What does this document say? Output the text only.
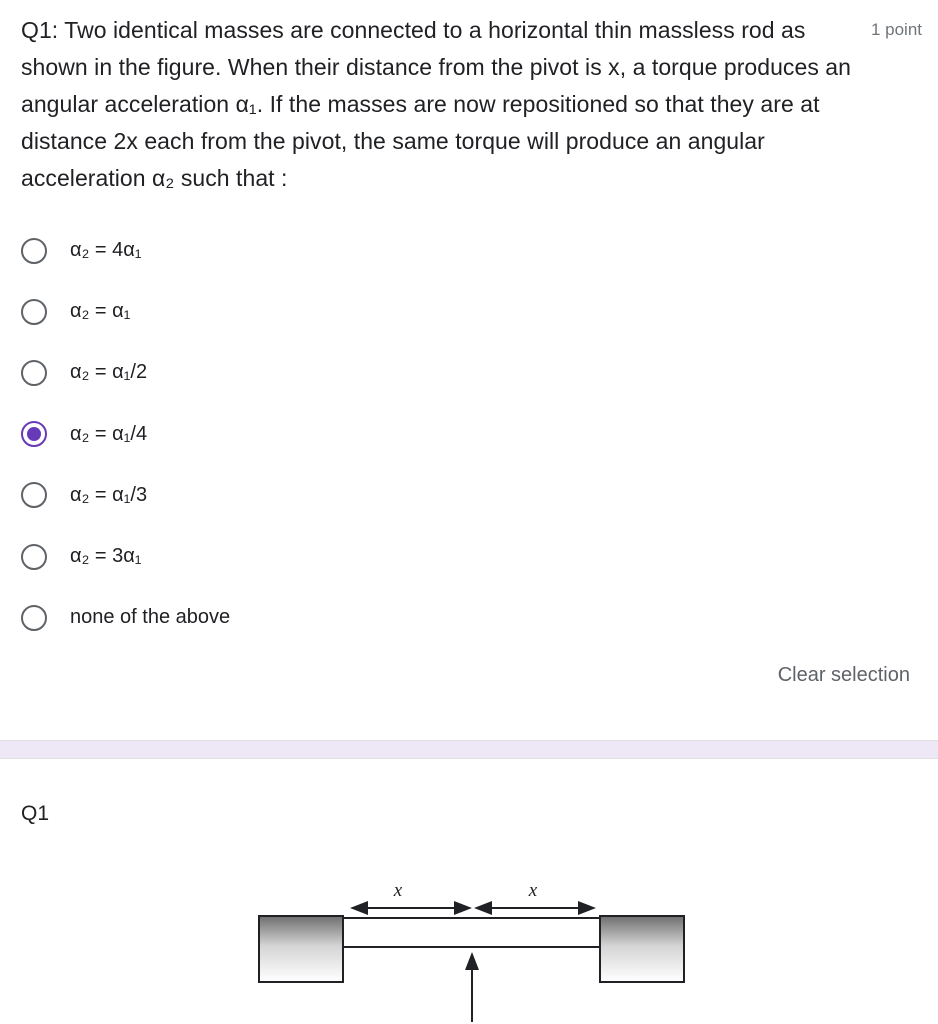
Q1: Two identical masses are connected to a horizontal thin massless rod as shown in the figure. When their distance from the pivot is x, a torque produces an angular acceleration α₁. If the masses are now repositioned so that they are at distance 2x each from the pivot, the same torque will produce an angular acceleration α₂ such that :
1 point
α₂ = 4α₁
α₂ = α₁
α₂ = α₁/2
α₂ = α₁/4
α₂ = α₁/3
α₂ = 3α₁
none of the above
Clear selection
Q1
x	x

————

Quote the entries above word for word. Leave the images out.

What does this document say? Output the text only.
Q1: Two identical masses are connected to a horizontal thin massless rod as shown in the figure. When their distance from the pivot is x, a torque produces an angular acceleration α₁. If the masses are now repositioned so that they are at distance 2x each from the pivot, the same torque will produce an angular acceleration α₂ such that :
1 point
α₂ = 4α₁
α₂ = α₁
α₂ = α₁/2
α₂ = α₁/4
α₂ = α₁/3
α₂ = 3α₁
none of the above
Clear selection
Q1
x	x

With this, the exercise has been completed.